TASK TO COMPLETE: Find the line that contains "Enumerate this screenshot's". Repeat that line and all lines following it, exactly, through the end of the listing below.

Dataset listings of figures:

** Start **

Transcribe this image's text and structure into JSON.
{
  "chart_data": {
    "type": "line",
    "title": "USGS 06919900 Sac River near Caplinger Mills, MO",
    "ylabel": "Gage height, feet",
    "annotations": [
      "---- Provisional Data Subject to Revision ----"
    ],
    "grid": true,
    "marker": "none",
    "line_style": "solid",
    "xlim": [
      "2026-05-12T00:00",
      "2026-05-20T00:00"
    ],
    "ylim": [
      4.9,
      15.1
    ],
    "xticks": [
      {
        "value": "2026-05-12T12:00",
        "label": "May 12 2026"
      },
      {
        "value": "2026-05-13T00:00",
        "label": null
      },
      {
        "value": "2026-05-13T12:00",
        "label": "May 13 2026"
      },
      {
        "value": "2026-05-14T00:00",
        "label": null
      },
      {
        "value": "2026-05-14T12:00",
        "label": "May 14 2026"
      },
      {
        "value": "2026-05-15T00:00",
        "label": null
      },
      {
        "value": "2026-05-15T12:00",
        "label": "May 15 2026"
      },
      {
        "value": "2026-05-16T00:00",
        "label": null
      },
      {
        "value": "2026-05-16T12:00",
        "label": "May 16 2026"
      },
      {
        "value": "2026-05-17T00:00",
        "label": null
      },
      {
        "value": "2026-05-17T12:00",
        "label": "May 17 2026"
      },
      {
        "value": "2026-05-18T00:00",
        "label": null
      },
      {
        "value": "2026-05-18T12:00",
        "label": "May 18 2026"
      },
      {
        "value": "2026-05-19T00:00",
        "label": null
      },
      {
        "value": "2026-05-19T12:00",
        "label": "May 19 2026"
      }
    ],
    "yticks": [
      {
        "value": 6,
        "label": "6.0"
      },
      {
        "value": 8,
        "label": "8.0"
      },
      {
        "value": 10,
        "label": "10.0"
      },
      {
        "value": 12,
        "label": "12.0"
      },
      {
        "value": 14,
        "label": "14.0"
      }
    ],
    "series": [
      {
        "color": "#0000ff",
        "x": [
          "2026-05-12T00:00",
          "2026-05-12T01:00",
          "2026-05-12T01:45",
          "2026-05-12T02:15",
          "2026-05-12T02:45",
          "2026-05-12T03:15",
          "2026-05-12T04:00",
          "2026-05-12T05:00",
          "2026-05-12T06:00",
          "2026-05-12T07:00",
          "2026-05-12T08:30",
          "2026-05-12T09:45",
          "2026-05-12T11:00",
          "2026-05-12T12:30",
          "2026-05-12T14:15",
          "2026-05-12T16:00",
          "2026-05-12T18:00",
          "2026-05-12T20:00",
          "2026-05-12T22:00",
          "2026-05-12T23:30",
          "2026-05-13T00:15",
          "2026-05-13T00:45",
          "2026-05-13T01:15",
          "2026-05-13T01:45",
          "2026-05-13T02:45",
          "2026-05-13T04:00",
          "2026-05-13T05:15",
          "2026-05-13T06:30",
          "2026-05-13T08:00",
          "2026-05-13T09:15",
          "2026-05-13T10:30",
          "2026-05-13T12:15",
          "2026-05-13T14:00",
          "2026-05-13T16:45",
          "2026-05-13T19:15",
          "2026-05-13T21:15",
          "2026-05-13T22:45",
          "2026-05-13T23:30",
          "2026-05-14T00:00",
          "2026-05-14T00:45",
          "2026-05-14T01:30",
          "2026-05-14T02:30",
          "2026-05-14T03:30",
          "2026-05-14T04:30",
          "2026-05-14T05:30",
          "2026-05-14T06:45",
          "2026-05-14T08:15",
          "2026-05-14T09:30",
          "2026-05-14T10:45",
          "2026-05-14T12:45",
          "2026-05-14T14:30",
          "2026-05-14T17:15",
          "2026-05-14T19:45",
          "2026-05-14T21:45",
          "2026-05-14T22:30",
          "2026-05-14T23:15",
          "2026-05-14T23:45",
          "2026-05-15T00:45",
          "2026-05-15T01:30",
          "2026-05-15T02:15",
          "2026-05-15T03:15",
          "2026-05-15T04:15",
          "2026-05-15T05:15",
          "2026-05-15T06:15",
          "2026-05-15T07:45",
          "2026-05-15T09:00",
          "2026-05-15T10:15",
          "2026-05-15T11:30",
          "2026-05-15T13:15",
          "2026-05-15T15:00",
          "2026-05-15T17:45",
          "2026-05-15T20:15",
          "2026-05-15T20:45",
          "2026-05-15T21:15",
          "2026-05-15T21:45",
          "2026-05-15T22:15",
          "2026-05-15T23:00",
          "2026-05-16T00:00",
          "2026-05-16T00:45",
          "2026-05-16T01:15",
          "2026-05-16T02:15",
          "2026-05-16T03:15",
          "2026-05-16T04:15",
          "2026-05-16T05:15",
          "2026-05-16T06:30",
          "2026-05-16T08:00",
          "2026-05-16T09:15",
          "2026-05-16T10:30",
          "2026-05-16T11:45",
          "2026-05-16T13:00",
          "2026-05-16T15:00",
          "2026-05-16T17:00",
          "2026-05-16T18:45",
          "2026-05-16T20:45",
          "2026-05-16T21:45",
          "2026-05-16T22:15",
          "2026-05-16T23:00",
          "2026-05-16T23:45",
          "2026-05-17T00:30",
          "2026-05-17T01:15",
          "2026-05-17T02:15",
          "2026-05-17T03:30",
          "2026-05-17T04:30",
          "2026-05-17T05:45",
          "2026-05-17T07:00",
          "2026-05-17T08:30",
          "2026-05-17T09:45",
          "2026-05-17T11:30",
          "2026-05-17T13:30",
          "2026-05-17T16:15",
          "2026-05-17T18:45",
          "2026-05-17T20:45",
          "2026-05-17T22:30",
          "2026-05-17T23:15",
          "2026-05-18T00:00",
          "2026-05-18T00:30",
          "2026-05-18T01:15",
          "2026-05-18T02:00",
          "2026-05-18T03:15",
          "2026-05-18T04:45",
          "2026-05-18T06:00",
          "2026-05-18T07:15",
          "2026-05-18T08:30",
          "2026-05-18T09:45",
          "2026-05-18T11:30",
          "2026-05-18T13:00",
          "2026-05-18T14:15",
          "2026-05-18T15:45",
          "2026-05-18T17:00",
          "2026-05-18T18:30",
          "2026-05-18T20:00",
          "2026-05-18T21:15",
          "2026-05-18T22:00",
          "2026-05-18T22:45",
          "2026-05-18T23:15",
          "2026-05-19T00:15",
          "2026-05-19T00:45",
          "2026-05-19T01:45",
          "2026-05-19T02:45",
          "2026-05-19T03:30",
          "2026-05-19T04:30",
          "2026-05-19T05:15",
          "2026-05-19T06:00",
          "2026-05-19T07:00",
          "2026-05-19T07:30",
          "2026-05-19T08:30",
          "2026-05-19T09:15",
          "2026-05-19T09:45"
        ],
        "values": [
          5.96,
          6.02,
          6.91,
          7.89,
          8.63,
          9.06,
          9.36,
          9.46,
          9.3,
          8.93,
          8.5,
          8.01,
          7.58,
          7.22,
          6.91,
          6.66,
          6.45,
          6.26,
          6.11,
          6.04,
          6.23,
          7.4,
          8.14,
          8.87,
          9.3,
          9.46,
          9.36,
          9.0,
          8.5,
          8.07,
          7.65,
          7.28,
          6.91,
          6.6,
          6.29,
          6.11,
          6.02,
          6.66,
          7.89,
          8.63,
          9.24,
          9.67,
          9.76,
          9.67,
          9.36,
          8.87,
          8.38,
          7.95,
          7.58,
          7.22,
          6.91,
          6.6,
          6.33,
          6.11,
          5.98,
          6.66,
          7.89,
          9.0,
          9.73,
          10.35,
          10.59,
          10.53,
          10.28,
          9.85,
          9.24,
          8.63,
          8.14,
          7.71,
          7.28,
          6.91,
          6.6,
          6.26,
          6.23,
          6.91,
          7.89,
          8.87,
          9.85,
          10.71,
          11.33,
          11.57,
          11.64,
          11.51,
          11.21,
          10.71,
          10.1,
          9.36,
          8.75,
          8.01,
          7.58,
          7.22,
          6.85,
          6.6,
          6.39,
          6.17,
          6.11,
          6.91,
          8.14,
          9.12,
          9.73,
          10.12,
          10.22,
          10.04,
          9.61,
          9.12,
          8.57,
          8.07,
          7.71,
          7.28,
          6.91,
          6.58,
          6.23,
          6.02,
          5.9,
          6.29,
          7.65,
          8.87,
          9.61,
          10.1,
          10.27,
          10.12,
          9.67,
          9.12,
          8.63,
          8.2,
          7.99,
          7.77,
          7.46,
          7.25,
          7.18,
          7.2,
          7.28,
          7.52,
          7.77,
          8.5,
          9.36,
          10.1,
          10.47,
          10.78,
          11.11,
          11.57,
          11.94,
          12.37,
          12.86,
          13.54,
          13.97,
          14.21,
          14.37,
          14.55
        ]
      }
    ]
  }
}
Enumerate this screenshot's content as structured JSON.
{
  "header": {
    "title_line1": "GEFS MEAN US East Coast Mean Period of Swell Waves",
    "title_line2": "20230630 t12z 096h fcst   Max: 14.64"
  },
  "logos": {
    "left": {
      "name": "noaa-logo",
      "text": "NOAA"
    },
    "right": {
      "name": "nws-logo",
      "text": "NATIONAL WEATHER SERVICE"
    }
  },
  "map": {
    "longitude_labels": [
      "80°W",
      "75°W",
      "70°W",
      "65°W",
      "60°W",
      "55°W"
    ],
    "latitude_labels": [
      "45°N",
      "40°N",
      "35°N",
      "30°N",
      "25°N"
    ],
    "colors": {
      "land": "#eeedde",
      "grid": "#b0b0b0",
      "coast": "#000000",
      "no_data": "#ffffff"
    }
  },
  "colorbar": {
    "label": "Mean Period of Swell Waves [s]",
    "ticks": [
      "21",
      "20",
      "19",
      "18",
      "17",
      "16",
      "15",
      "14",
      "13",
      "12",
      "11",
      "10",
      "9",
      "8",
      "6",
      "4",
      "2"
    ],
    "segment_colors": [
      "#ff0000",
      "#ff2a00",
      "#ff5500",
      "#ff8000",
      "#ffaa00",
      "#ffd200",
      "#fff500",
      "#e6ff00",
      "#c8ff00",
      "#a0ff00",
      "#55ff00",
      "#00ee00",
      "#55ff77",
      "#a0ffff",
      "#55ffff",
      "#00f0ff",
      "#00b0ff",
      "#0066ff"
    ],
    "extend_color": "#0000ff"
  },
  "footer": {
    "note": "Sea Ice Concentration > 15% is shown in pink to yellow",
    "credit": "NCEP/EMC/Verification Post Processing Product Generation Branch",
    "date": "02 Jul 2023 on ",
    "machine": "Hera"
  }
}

** End **

SOLUTION:
Enumerate this screenshot's content as structured JSON.
{
  "header": {
    "title_line1": "GEFS MEAN US East Coast Mean Period of Swell Waves",
    "title_line2": "20230630 t12z 096h fcst   Max: 14.64"
  },
  "logos": {
    "left": {
      "name": "noaa-logo",
      "text": "NOAA"
    },
    "right": {
      "name": "nws-logo",
      "text": "NATIONAL WEATHER SERVICE"
    }
  },
  "map": {
    "longitude_labels": [
      "80°W",
      "75°W",
      "70°W",
      "65°W",
      "60°W",
      "55°W"
    ],
    "latitude_labels": [
      "45°N",
      "40°N",
      "35°N",
      "30°N",
      "25°N"
    ],
    "colors": {
      "land": "#eeedde",
      "grid": "#b0b0b0",
      "coast": "#000000",
      "no_data": "#ffffff"
    }
  },
  "colorbar": {
    "label": "Mean Period of Swell Waves [s]",
    "ticks": [
      "21",
      "20",
      "19",
      "18",
      "17",
      "16",
      "15",
      "14",
      "13",
      "12",
      "11",
      "10",
      "9",
      "8",
      "6",
      "4",
      "2"
    ],
    "segment_colors": [
      "#ff0000",
      "#ff2a00",
      "#ff5500",
      "#ff8000",
      "#ffaa00",
      "#ffd200",
      "#fff500",
      "#e6ff00",
      "#c8ff00",
      "#a0ff00",
      "#55ff00",
      "#00ee00",
      "#55ff77",
      "#a0ffff",
      "#55ffff",
      "#00f0ff",
      "#00b0ff",
      "#0066ff"
    ],
    "extend_color": "#0000ff"
  },
  "footer": {
    "note": "Sea Ice Concentration > 15% is shown in pink to yellow",
    "credit": "NCEP/EMC/Verification Post Processing Product Generation Branch",
    "date": "02 Jul 2023 on ",
    "machine": "Hera"
  }
}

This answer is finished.